## Records
================================

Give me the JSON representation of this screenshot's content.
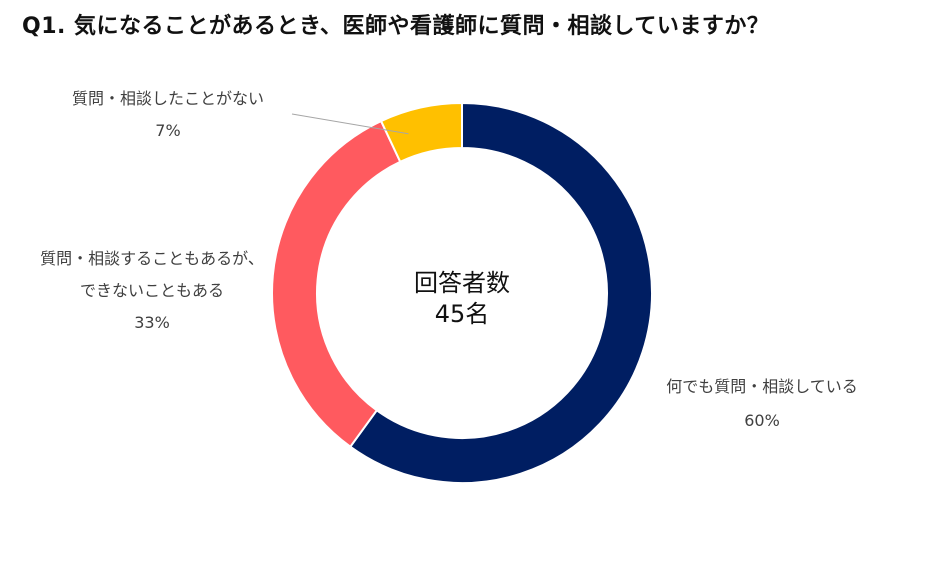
{
  "chart_data": {
    "type": "pie",
    "title": "Q1. 気になることがあるとき、医師や看護師に質問・相談していますか？",
    "center_text": {
      "line1": "回答者数",
      "line2": "45名"
    },
    "slices": [
      {
        "label_lines": [
          "何でも質問・相談している"
        ],
        "value_text": "60%",
        "value": 60,
        "color": "#001E62"
      },
      {
        "label_lines": [
          "質問・相談することもあるが、",
          "できないこともある"
        ],
        "value_text": "33%",
        "value": 33,
        "color": "#FF5A5F"
      },
      {
        "label_lines": [
          "質問・相談したことがない"
        ],
        "value_text": "7%",
        "value": 7,
        "color": "#FFC000"
      }
    ],
    "legend": "none",
    "grid": false
  }
}
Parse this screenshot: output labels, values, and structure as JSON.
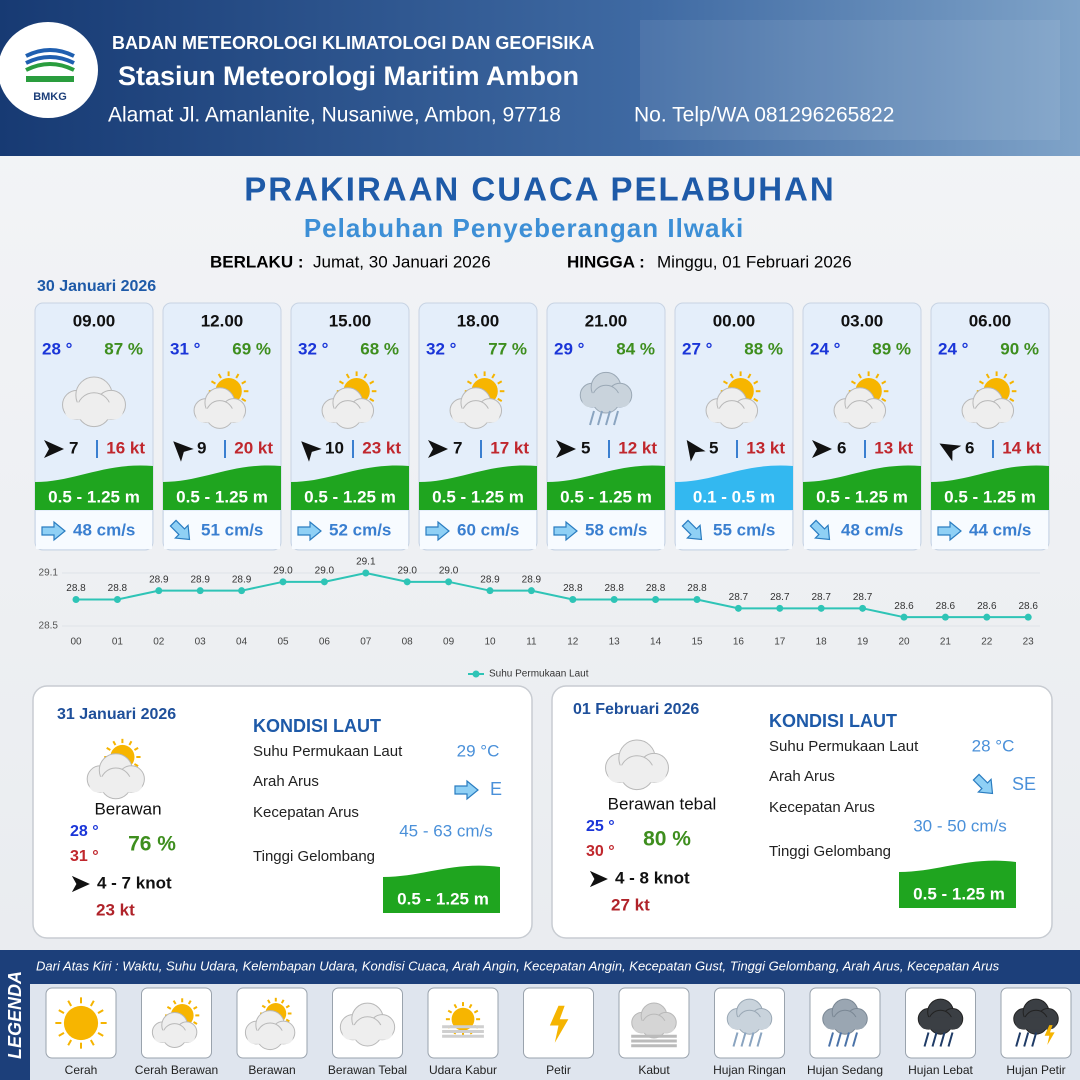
{
  "header": {
    "organization": "BADAN METEOROLOGI KLIMATOLOGI DAN GEOFISIKA",
    "station": "Stasiun Meteorologi Maritim Ambon",
    "address": "Alamat Jl. Amanlanite, Nusaniwe, Ambon, 97718",
    "phone": "No. Telp/WA  081296265822",
    "logo": "BMKG"
  },
  "title": "PRAKIRAAN CUACA PELABUHAN",
  "subtitle": "Pelabuhan Penyeberangan Ilwaki",
  "validity": {
    "from_label": "BERLAKU :",
    "from": "Jumat, 30 Januari 2026",
    "to_label": "HINGGA :",
    "to": "Minggu, 01 Februari 2026"
  },
  "forecast_date": "30 Januari 2026",
  "forecasts": [
    {
      "time": "09.00",
      "temp": "28 °",
      "humidity": "87 %",
      "wind": "7",
      "gust": "16 kt",
      "wave": "0.5 - 1.25 m",
      "wave_color": "#1fa51f",
      "current": "48 cm/s"
    },
    {
      "time": "12.00",
      "temp": "31 °",
      "humidity": "69 %",
      "wind": "9",
      "gust": "20 kt",
      "wave": "0.5 - 1.25 m",
      "wave_color": "#1fa51f",
      "current": "51 cm/s"
    },
    {
      "time": "15.00",
      "temp": "32 °",
      "humidity": "68 %",
      "wind": "10",
      "gust": "23 kt",
      "wave": "0.5 - 1.25 m",
      "wave_color": "#1fa51f",
      "current": "52 cm/s"
    },
    {
      "time": "18.00",
      "temp": "32 °",
      "humidity": "77 %",
      "wind": "7",
      "gust": "17 kt",
      "wave": "0.5 - 1.25 m",
      "wave_color": "#1fa51f",
      "current": "60 cm/s"
    },
    {
      "time": "21.00",
      "temp": "29 °",
      "humidity": "84 %",
      "wind": "5",
      "gust": "12 kt",
      "wave": "0.5 - 1.25 m",
      "wave_color": "#1fa51f",
      "current": "58 cm/s"
    },
    {
      "time": "00.00",
      "temp": "27 °",
      "humidity": "88 %",
      "wind": "5",
      "gust": "13 kt",
      "wave": "0.1 - 0.5 m",
      "wave_color": "#33b8f0",
      "current": "55 cm/s"
    },
    {
      "time": "03.00",
      "temp": "24 °",
      "humidity": "89 %",
      "wind": "6",
      "gust": "13 kt",
      "wave": "0.5 - 1.25 m",
      "wave_color": "#1fa51f",
      "current": "48 cm/s"
    },
    {
      "time": "06.00",
      "temp": "24 °",
      "humidity": "90 %",
      "wind": "6",
      "gust": "14 kt",
      "wave": "0.5 - 1.25 m",
      "wave_color": "#1fa51f",
      "current": "44 cm/s"
    }
  ],
  "chart_data": {
    "type": "line",
    "categories": [
      "00",
      "01",
      "02",
      "03",
      "04",
      "05",
      "06",
      "07",
      "08",
      "09",
      "10",
      "11",
      "12",
      "13",
      "14",
      "15",
      "16",
      "17",
      "18",
      "19",
      "20",
      "21",
      "22",
      "23"
    ],
    "series": [
      {
        "name": "Suhu Permukaan Laut",
        "color": "#2ec4b6",
        "values": [
          28.8,
          28.8,
          28.9,
          28.9,
          28.9,
          29.0,
          29.0,
          29.1,
          29.0,
          29.0,
          28.9,
          28.9,
          28.8,
          28.8,
          28.8,
          28.8,
          28.7,
          28.7,
          28.7,
          28.7,
          28.6,
          28.6,
          28.6,
          28.6
        ],
        "value_labels": [
          "28.8",
          "28.8",
          "28.9",
          "28.9",
          "28.9",
          "29.0",
          "29.0",
          "29.1",
          "29.0",
          "29.0",
          "28.9",
          "28.9",
          "28.8",
          "28.8",
          "28.8",
          "28.8",
          "28.7",
          "28.7",
          "28.7",
          "28.7",
          "28.6",
          "28.6",
          "28.6",
          "28.6"
        ]
      }
    ],
    "ylim": [
      28.5,
      29.1
    ],
    "yticks": [
      28.5,
      29.1
    ],
    "grid": true
  },
  "daily": [
    {
      "date": "31 Januari 2026",
      "weather": "Berawan",
      "temp_min": "28 °",
      "temp_max": "31 °",
      "humidity": "76 %",
      "wind": "4  - 7 knot",
      "gust": "23 kt",
      "section": "KONDISI LAUT",
      "rows": [
        {
          "label": "Suhu Permukaan Laut",
          "value": "29 °C"
        },
        {
          "label": "Arah Arus",
          "value": "E"
        },
        {
          "label": "Kecepatan Arus",
          "value": "45 - 63 cm/s"
        },
        {
          "label": "Tinggi Gelombang",
          "value": "0.5 - 1.25 m"
        }
      ]
    },
    {
      "date": "01 Februari 2026",
      "weather": "Berawan tebal",
      "temp_min": "25 °",
      "temp_max": "30 °",
      "humidity": "80 %",
      "wind": "4  - 8 knot",
      "gust": "27 kt",
      "section": "KONDISI LAUT",
      "rows": [
        {
          "label": "Suhu Permukaan Laut",
          "value": "28 °C"
        },
        {
          "label": "Arah Arus",
          "value": "SE"
        },
        {
          "label": "Kecepatan Arus",
          "value": "30 - 50 cm/s"
        },
        {
          "label": "Tinggi Gelombang",
          "value": "0.5 - 1.25 m"
        }
      ]
    }
  ],
  "legend": {
    "title": "LEGENDA",
    "description": "Dari Atas Kiri : Waktu, Suhu Udara, Kelembapan Udara, Kondisi Cuaca, Arah Angin, Kecepatan Angin, Kecepatan Gust, Tinggi Gelombang, Arah Arus, Kecepatan Arus",
    "items": [
      "Cerah",
      "Cerah Berawan",
      "Berawan",
      "Berawan Tebal",
      "Udara Kabur",
      "Petir",
      "Kabut",
      "Hujan Ringan",
      "Hujan Sedang",
      "Hujan Lebat",
      "Hujan Petir"
    ]
  }
}
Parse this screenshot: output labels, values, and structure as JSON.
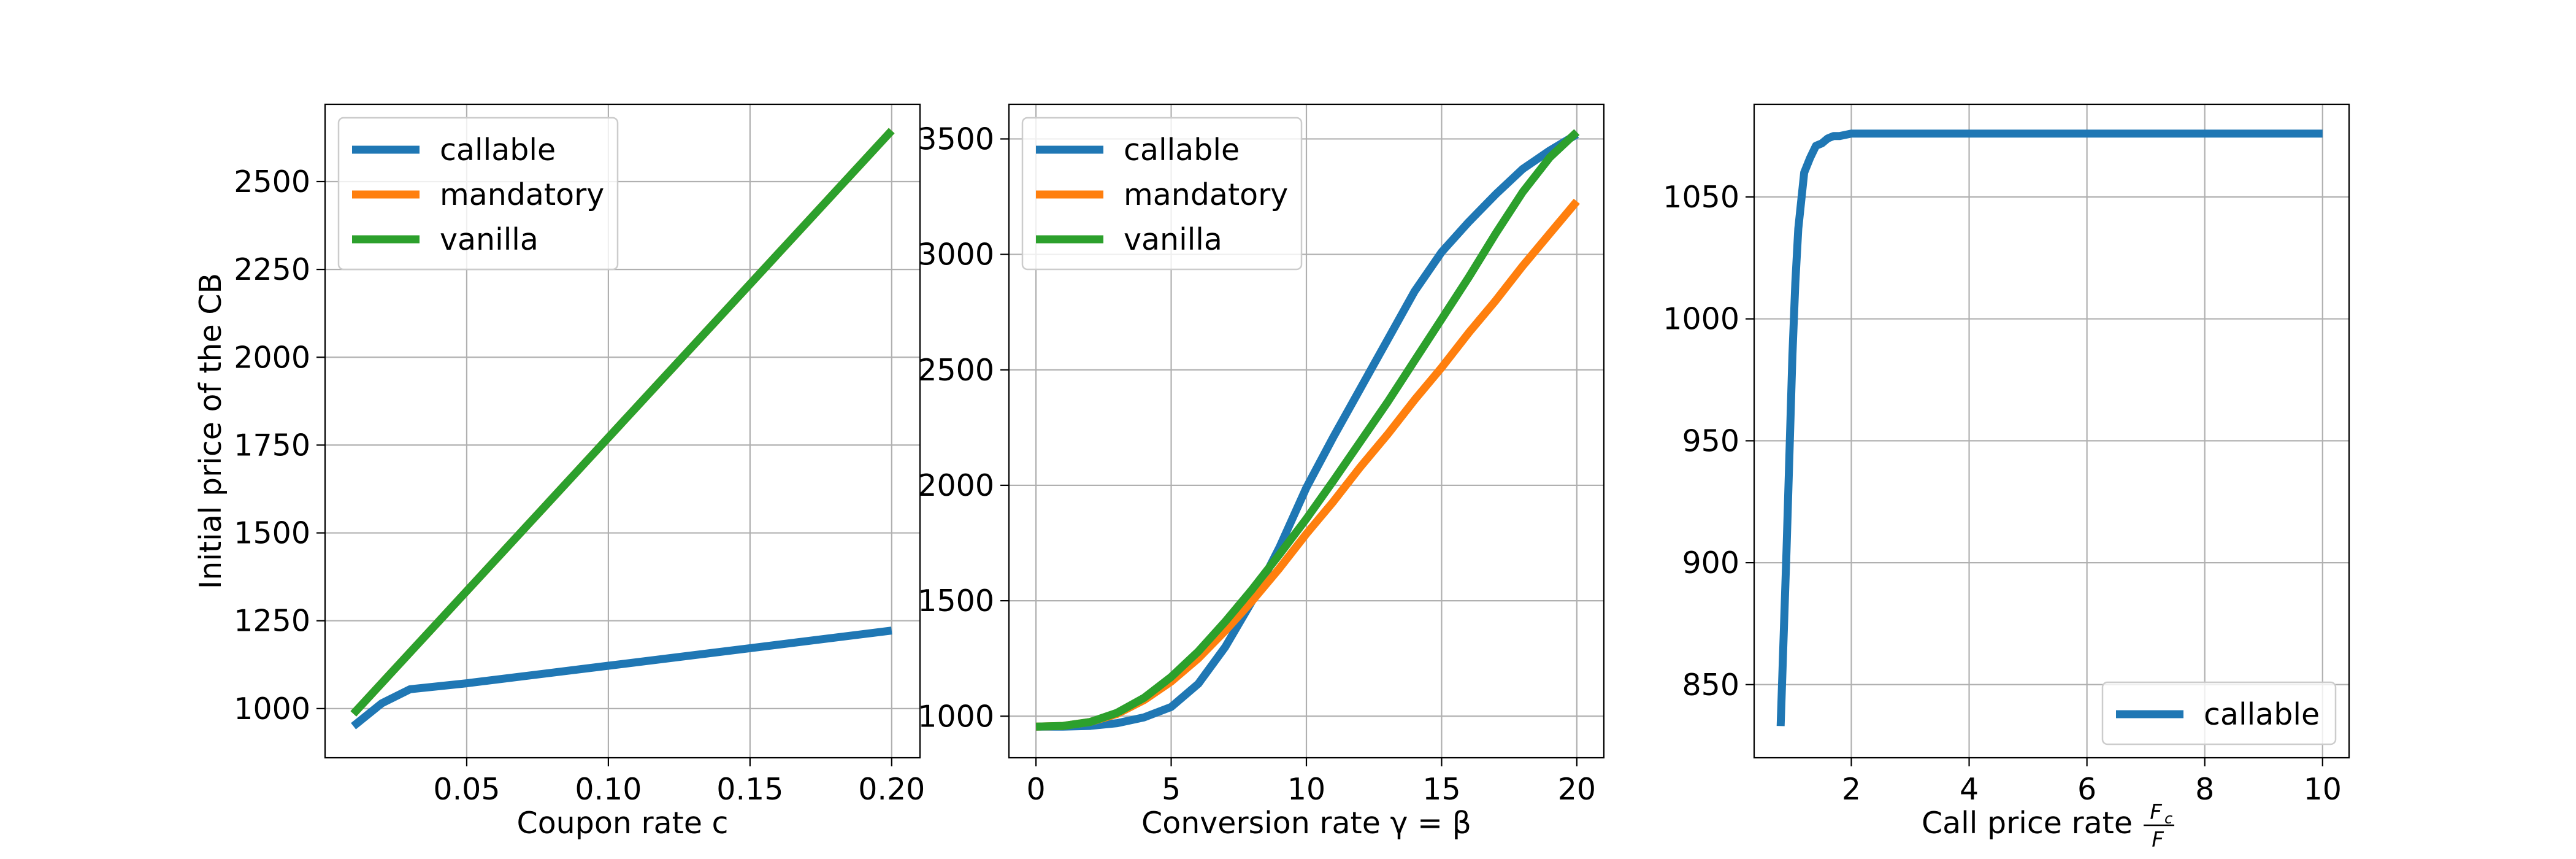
{
  "chart_data": [
    {
      "type": "line",
      "xlabel": "Coupon rate c",
      "ylabel": "Initial price of the CB",
      "xlim": [
        0.0,
        0.21
      ],
      "ylim": [
        860,
        2720
      ],
      "xticks": [
        0.05,
        0.1,
        0.15,
        0.2
      ],
      "xtick_labels": [
        "0.05",
        "0.10",
        "0.15",
        "0.20"
      ],
      "yticks": [
        1000,
        1250,
        1500,
        1750,
        2000,
        2250,
        2500
      ],
      "ytick_labels": [
        "1000",
        "1250",
        "1500",
        "1750",
        "2000",
        "2250",
        "2500"
      ],
      "grid": true,
      "legend": "upper left",
      "series": [
        {
          "name": "callable",
          "color": "#1f77b4",
          "x": [
            0.01,
            0.02,
            0.03,
            0.05,
            0.1,
            0.15,
            0.2
          ],
          "y": [
            950,
            1015,
            1055,
            1072,
            1122,
            1172,
            1222
          ]
        },
        {
          "name": "mandatory",
          "color": "#ff7f0e",
          "x": [
            0.01,
            0.2
          ],
          "y": [
            985,
            2645
          ]
        },
        {
          "name": "vanilla",
          "color": "#2ca02c",
          "x": [
            0.01,
            0.2
          ],
          "y": [
            985,
            2645
          ]
        }
      ]
    },
    {
      "type": "line",
      "xlabel": "Conversion rate γ = β",
      "ylabel": "",
      "xlim": [
        -1.0,
        21.0
      ],
      "ylim": [
        820,
        3650
      ],
      "xticks": [
        0,
        5,
        10,
        15,
        20
      ],
      "xtick_labels": [
        "0",
        "5",
        "10",
        "15",
        "20"
      ],
      "yticks": [
        1000,
        1500,
        2000,
        2500,
        3000,
        3500
      ],
      "ytick_labels": [
        "1000",
        "1500",
        "2000",
        "2500",
        "3000",
        "3500"
      ],
      "grid": true,
      "legend": "upper left",
      "series": [
        {
          "name": "callable",
          "color": "#1f77b4",
          "x": [
            0,
            1,
            2,
            3,
            4,
            5,
            6,
            7,
            8,
            9,
            10,
            11,
            12,
            13,
            14,
            15,
            16,
            17,
            18,
            19,
            20
          ],
          "y": [
            955,
            955,
            958,
            970,
            995,
            1040,
            1140,
            1300,
            1500,
            1730,
            1990,
            2210,
            2420,
            2630,
            2840,
            3010,
            3140,
            3260,
            3370,
            3450,
            3520
          ]
        },
        {
          "name": "mandatory",
          "color": "#ff7f0e",
          "x": [
            0,
            1,
            2,
            3,
            4,
            5,
            6,
            7,
            8,
            9,
            10,
            11,
            12,
            13,
            14,
            15,
            16,
            17,
            18,
            19,
            20
          ],
          "y": [
            955,
            958,
            975,
            1010,
            1070,
            1150,
            1250,
            1370,
            1500,
            1640,
            1790,
            1930,
            2080,
            2220,
            2370,
            2510,
            2660,
            2800,
            2950,
            3090,
            3230
          ]
        },
        {
          "name": "vanilla",
          "color": "#2ca02c",
          "x": [
            0,
            1,
            2,
            3,
            4,
            5,
            6,
            7,
            8,
            9,
            10,
            11,
            12,
            13,
            14,
            15,
            16,
            17,
            18,
            19,
            20
          ],
          "y": [
            955,
            958,
            975,
            1015,
            1080,
            1170,
            1280,
            1410,
            1550,
            1700,
            1855,
            2020,
            2190,
            2360,
            2540,
            2720,
            2900,
            3090,
            3270,
            3420,
            3530
          ]
        }
      ]
    },
    {
      "type": "line",
      "xlabel": "Call price rate",
      "xlabel_math": {
        "numerator": "F",
        "numerator_sub": "c",
        "denominator": "F"
      },
      "ylabel": "",
      "xlim": [
        0.35,
        10.45
      ],
      "ylim": [
        820,
        1088
      ],
      "xticks": [
        2,
        4,
        6,
        8,
        10
      ],
      "xtick_labels": [
        "2",
        "4",
        "6",
        "8",
        "10"
      ],
      "yticks": [
        850,
        900,
        950,
        1000,
        1050
      ],
      "ytick_labels": [
        "850",
        "900",
        "950",
        "1000",
        "1050"
      ],
      "grid": true,
      "legend": "lower right",
      "series": [
        {
          "name": "callable",
          "color": "#1f77b4",
          "x": [
            0.8,
            0.9,
            1.0,
            1.05,
            1.1,
            1.2,
            1.3,
            1.4,
            1.5,
            1.6,
            1.7,
            1.8,
            2.0,
            2.5,
            10.0
          ],
          "y": [
            833,
            905,
            985,
            1015,
            1037,
            1060,
            1066,
            1071,
            1072,
            1074,
            1075,
            1075,
            1076,
            1076,
            1076
          ]
        }
      ]
    }
  ]
}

================================

From the entries above, select each line containing the string "Udara".

    "description": "Dari Atas Kiri : Waktu, Suhu Udara, Kelembapan Udara, Kondisi Cuaca, Arah Angin, Kecepatan Angin, Kecepatan Gust, Tinggi Gelombang, Arah Arus, Kecepatan Arus",
      "Udara Kabur",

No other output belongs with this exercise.